→ GOAL
Write out the entire listing below exactly, with the pictures left out.
--*--
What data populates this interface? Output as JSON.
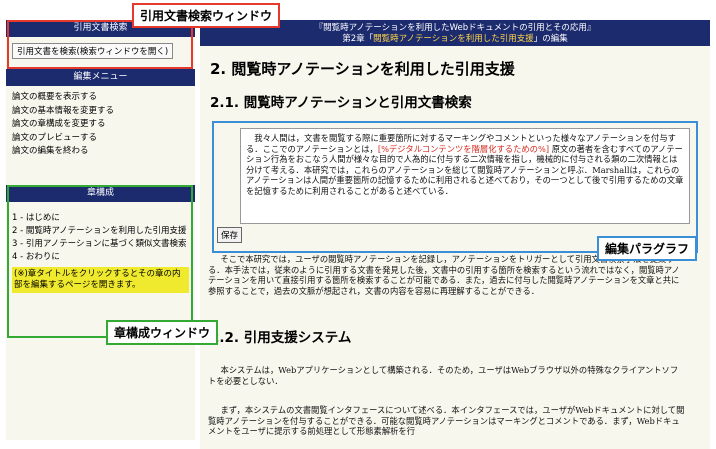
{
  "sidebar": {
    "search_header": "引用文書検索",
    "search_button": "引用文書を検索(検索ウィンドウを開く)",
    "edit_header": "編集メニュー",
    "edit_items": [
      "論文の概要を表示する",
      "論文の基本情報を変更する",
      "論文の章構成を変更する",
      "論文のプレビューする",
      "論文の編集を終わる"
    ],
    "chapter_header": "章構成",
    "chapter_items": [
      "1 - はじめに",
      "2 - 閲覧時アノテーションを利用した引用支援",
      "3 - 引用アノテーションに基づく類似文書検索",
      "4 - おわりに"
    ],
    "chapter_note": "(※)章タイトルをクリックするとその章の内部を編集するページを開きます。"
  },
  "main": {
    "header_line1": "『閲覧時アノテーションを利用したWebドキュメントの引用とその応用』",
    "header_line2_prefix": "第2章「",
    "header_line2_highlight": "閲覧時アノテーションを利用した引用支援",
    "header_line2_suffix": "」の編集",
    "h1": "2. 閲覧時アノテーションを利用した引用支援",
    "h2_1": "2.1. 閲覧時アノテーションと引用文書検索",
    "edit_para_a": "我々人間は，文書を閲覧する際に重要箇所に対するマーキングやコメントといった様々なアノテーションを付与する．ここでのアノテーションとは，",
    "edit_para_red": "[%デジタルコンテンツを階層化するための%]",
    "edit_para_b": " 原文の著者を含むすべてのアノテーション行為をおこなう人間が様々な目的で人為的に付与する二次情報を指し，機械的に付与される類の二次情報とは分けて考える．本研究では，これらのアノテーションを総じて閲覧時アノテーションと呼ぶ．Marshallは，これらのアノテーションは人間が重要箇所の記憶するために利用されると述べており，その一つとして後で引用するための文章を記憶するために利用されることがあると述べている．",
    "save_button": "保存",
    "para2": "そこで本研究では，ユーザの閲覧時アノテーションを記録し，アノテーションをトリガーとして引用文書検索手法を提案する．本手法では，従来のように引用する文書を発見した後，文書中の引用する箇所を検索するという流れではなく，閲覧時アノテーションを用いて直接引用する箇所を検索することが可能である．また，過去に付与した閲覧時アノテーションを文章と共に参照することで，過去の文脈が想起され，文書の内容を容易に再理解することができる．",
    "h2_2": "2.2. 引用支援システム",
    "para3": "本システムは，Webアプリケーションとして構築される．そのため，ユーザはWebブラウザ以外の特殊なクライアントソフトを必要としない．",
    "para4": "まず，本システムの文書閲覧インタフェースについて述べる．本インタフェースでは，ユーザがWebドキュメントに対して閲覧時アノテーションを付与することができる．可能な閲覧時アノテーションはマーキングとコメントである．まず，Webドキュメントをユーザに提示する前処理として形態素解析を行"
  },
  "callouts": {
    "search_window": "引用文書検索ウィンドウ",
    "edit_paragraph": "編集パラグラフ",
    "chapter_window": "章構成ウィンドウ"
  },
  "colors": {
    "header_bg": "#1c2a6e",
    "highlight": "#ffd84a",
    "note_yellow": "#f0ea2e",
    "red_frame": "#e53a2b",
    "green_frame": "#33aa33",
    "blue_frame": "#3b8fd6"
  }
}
--*--
→ REPLY
What data populates this interface? Output as JSON.
{
  "sidebar": {
    "search_header": "引用文書検索",
    "search_button": "引用文書を検索(検索ウィンドウを開く)",
    "edit_header": "編集メニュー",
    "edit_items": [
      "論文の概要を表示する",
      "論文の基本情報を変更する",
      "論文の章構成を変更する",
      "論文のプレビューする",
      "論文の編集を終わる"
    ],
    "chapter_header": "章構成",
    "chapter_items": [
      "1 - はじめに",
      "2 - 閲覧時アノテーションを利用した引用支援",
      "3 - 引用アノテーションに基づく類似文書検索",
      "4 - おわりに"
    ],
    "chapter_note": "(※)章タイトルをクリックするとその章の内部を編集するページを開きます。"
  },
  "main": {
    "header_line1": "『閲覧時アノテーションを利用したWebドキュメントの引用とその応用』",
    "header_line2_prefix": "第2章「",
    "header_line2_highlight": "閲覧時アノテーションを利用した引用支援",
    "header_line2_suffix": "」の編集",
    "h1": "2. 閲覧時アノテーションを利用した引用支援",
    "h2_1": "2.1. 閲覧時アノテーションと引用文書検索",
    "edit_para_a": "我々人間は，文書を閲覧する際に重要箇所に対するマーキングやコメントといった様々なアノテーションを付与する．ここでのアノテーションとは，",
    "edit_para_red": "[%デジタルコンテンツを階層化するための%]",
    "edit_para_b": " 原文の著者を含むすべてのアノテーション行為をおこなう人間が様々な目的で人為的に付与する二次情報を指し，機械的に付与される類の二次情報とは分けて考える．本研究では，これらのアノテーションを総じて閲覧時アノテーションと呼ぶ．Marshallは，これらのアノテーションは人間が重要箇所の記憶するために利用されると述べており，その一つとして後で引用するための文章を記憶するために利用されることがあると述べている．",
    "save_button": "保存",
    "para2": "そこで本研究では，ユーザの閲覧時アノテーションを記録し，アノテーションをトリガーとして引用文書検索手法を提案する．本手法では，従来のように引用する文書を発見した後，文書中の引用する箇所を検索するという流れではなく，閲覧時アノテーションを用いて直接引用する箇所を検索することが可能である．また，過去に付与した閲覧時アノテーションを文章と共に参照することで，過去の文脈が想起され，文書の内容を容易に再理解することができる．",
    "h2_2": "2.2. 引用支援システム",
    "para3": "本システムは，Webアプリケーションとして構築される．そのため，ユーザはWebブラウザ以外の特殊なクライアントソフトを必要としない．",
    "para4": "まず，本システムの文書閲覧インタフェースについて述べる．本インタフェースでは，ユーザがWebドキュメントに対して閲覧時アノテーションを付与することができる．可能な閲覧時アノテーションはマーキングとコメントである．まず，Webドキュメントをユーザに提示する前処理として形態素解析を行"
  },
  "callouts": {
    "search_window": "引用文書検索ウィンドウ",
    "edit_paragraph": "編集パラグラフ",
    "chapter_window": "章構成ウィンドウ"
  },
  "colors": {
    "header_bg": "#1c2a6e",
    "highlight": "#ffd84a",
    "note_yellow": "#f0ea2e",
    "red_frame": "#e53a2b",
    "green_frame": "#33aa33",
    "blue_frame": "#3b8fd6"
  }
}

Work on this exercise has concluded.